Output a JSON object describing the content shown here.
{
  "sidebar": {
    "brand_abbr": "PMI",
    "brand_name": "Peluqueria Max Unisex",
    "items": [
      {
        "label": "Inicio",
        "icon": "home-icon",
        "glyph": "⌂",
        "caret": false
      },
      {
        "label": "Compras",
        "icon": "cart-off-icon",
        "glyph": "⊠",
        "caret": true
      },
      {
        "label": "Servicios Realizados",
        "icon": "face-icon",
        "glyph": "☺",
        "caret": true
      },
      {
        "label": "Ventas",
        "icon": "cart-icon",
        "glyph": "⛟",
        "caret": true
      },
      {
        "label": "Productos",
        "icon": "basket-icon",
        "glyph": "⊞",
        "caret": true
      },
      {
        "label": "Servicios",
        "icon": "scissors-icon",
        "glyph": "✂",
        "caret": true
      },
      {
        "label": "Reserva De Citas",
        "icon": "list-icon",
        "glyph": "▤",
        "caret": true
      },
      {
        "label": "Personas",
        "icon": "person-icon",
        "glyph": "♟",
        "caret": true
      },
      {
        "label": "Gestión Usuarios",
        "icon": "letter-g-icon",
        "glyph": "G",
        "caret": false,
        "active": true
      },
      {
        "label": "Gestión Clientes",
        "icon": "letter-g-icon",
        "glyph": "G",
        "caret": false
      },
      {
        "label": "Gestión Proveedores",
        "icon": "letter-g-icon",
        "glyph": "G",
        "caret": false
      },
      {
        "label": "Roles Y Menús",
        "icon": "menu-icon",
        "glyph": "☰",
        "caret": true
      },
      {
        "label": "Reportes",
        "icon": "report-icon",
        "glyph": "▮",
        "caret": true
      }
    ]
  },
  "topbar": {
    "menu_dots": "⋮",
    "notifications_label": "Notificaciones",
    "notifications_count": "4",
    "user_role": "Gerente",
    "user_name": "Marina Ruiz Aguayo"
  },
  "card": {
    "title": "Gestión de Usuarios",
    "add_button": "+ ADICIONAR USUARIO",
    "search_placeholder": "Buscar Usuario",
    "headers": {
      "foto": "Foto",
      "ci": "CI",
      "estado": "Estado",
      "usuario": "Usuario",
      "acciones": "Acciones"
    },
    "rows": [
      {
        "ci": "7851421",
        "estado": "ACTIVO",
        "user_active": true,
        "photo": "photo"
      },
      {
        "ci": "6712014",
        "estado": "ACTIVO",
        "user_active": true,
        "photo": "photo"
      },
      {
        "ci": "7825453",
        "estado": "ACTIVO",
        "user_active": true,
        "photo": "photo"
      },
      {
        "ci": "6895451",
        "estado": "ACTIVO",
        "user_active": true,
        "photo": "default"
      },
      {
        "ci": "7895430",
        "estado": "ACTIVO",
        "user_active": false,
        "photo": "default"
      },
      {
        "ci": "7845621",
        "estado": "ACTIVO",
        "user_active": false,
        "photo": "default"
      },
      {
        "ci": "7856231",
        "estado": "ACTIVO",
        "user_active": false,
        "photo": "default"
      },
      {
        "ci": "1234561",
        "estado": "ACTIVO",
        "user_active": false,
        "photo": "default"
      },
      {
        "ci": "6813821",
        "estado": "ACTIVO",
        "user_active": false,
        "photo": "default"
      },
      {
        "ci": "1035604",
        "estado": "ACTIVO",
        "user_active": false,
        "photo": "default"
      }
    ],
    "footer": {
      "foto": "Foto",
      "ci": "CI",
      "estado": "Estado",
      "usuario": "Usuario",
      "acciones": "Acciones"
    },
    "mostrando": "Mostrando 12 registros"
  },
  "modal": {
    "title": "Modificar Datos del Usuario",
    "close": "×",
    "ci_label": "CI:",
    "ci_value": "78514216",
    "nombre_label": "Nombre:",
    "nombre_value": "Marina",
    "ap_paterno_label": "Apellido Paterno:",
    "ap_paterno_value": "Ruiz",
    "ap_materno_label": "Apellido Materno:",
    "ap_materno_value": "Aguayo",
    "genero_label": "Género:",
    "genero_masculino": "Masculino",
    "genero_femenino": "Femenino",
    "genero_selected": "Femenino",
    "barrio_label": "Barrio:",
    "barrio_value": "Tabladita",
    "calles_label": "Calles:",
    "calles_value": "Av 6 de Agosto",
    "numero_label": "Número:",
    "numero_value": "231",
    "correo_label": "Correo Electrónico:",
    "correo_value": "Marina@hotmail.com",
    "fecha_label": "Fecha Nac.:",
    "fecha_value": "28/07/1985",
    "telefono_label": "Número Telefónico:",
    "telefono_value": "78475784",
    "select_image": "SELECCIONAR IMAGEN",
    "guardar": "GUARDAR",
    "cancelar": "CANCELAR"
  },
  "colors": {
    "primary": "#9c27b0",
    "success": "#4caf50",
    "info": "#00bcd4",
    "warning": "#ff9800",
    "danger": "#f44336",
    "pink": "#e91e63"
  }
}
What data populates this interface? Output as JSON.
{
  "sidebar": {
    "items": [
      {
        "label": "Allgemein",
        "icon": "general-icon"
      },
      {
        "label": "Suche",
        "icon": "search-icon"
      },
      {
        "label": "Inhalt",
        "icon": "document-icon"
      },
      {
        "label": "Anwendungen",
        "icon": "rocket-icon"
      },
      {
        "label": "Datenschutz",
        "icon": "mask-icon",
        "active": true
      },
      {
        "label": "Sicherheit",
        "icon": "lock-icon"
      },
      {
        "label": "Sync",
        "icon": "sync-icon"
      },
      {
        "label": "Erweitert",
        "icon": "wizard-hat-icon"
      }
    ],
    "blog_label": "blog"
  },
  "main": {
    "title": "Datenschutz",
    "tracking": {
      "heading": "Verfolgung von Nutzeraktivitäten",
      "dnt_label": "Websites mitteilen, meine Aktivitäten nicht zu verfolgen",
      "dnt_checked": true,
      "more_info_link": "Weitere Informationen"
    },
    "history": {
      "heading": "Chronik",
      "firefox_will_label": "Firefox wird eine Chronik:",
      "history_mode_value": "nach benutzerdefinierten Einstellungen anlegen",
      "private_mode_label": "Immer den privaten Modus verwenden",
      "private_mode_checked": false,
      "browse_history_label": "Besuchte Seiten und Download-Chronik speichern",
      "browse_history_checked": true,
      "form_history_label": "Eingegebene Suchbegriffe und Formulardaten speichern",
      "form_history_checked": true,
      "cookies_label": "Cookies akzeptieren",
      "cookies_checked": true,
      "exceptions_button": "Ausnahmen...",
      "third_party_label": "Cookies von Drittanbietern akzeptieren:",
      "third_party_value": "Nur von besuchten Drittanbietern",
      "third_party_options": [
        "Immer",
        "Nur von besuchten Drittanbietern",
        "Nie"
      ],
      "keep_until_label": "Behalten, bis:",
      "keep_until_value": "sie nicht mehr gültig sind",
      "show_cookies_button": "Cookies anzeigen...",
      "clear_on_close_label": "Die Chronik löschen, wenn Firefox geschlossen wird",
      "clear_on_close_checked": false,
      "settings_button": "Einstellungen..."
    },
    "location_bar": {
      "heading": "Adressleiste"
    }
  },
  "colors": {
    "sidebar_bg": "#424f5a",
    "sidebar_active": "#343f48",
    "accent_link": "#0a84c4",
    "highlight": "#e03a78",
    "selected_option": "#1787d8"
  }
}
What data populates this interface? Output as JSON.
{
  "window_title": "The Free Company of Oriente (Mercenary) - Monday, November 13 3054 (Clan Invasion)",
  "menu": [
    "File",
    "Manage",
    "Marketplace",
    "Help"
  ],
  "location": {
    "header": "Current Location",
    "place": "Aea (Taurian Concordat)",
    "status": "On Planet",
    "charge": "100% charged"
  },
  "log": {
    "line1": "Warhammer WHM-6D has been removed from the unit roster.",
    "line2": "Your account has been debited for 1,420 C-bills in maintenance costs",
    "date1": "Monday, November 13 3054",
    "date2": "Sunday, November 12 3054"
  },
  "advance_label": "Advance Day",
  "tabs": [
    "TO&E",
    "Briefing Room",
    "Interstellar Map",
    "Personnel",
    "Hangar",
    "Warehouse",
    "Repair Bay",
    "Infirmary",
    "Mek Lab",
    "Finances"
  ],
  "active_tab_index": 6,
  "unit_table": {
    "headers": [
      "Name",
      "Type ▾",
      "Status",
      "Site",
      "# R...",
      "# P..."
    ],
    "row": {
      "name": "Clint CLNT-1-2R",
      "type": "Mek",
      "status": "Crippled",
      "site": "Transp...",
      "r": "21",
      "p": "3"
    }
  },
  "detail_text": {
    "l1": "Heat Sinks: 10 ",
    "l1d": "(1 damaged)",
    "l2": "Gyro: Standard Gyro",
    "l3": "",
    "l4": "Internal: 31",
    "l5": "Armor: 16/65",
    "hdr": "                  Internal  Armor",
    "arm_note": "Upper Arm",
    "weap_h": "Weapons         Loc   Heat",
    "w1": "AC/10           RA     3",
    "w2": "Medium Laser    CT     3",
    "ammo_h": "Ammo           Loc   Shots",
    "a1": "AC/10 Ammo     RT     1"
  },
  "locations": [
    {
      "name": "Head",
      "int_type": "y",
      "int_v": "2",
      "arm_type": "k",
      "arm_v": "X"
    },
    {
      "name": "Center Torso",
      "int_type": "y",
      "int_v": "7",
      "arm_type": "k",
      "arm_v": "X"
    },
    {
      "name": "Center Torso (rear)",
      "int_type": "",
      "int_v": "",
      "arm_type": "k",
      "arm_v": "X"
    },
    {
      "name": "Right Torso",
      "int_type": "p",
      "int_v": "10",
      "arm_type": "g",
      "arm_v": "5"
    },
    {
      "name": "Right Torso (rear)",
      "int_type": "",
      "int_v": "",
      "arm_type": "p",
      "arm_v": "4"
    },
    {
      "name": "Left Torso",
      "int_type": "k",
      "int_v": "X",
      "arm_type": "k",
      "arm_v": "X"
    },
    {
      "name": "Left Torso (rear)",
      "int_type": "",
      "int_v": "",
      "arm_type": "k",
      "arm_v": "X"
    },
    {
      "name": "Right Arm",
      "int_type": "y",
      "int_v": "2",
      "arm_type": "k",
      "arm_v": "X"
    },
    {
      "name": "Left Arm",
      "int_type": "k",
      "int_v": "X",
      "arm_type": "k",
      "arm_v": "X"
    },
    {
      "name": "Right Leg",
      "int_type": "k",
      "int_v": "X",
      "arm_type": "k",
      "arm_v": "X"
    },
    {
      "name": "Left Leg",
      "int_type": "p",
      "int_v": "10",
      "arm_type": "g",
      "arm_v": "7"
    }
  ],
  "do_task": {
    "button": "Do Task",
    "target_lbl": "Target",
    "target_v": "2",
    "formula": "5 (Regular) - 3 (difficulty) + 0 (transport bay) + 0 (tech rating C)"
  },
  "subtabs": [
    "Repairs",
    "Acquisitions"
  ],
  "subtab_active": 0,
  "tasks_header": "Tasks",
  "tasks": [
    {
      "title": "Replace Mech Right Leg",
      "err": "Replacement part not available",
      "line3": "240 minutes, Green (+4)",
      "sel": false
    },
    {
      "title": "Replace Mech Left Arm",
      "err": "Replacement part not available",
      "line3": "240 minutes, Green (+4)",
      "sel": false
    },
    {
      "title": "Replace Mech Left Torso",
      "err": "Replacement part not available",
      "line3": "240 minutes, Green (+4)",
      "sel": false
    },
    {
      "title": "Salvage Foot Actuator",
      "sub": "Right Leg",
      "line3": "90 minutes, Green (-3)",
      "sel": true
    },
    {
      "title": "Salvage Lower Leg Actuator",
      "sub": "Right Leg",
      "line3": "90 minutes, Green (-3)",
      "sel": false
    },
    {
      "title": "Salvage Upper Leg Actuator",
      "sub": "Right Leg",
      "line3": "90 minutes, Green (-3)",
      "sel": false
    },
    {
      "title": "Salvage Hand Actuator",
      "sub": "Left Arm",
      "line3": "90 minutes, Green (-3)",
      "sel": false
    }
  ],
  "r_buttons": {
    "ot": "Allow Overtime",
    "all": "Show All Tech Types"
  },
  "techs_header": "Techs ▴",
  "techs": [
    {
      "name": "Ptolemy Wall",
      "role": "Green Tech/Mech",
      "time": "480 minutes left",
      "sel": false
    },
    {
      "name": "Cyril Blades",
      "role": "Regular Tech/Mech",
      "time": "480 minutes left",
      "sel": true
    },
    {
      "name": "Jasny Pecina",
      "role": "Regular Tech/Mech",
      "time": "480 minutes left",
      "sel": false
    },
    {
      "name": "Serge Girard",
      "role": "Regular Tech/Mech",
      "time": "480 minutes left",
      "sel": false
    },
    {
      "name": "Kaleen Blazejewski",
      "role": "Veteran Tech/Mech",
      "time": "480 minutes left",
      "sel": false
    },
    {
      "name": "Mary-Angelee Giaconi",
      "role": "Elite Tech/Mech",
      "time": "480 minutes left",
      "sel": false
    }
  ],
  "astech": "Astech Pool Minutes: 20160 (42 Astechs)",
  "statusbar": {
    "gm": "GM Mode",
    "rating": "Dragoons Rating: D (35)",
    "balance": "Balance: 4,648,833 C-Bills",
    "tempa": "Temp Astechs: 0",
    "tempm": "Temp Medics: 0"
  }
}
::::
### Required work
Find the string "Einstellungen" in the entries above and return each line that holds it.

### Exercise response
      "history_mode_value": "nach benutzerdefinierten Einstellungen anlegen",
      "settings_button": "Einstellungen..."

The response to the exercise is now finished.